**Records provided:**
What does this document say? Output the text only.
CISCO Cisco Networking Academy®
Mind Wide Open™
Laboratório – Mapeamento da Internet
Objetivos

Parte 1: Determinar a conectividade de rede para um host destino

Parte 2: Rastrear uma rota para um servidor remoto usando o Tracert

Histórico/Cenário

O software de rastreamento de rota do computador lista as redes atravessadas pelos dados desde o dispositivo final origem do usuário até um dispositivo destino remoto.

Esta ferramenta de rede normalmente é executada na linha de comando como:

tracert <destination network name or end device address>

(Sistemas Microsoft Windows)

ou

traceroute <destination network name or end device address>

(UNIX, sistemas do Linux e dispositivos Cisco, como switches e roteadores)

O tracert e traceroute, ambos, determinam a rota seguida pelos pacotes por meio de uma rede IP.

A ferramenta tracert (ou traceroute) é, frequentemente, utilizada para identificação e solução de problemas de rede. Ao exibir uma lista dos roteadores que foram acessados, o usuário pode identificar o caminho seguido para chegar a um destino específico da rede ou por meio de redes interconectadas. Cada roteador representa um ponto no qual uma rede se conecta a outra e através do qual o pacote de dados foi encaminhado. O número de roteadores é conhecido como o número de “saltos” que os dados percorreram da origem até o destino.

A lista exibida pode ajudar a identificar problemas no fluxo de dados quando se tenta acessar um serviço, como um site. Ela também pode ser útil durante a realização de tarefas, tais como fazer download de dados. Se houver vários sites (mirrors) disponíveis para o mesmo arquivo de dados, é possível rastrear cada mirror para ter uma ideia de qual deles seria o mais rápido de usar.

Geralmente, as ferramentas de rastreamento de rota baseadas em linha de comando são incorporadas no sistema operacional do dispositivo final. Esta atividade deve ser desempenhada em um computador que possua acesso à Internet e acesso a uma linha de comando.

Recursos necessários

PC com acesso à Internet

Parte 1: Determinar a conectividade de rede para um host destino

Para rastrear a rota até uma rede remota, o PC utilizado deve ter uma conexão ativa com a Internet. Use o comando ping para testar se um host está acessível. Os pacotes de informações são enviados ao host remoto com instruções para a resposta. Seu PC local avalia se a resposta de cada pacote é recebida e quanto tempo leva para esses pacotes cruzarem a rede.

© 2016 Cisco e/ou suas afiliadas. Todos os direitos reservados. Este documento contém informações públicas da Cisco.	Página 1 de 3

**Set exercise:**
Copy out each line of the material that holds the word "traceroute".

**Reply to the task:**
traceroute <destination network name or end device address>
O tracert e traceroute, ambos, determinam a rota seguida pelos pacotes por meio de uma rede IP.
A ferramenta tracert (ou traceroute) é, frequentemente, utilizada para identificação e solução de problemas de rede. Ao exibir uma lista dos roteadores que foram acessados, o usuário pode identificar o caminho seguido para chegar a um destino específico da rede ou por meio de redes interconectadas. Cada roteador representa um ponto no qual uma rede se conecta a outra e através do qual o pacote de dados foi encaminhado. O número de roteadores é conhecido como o número de “saltos” que os dados percorreram da origem até o destino.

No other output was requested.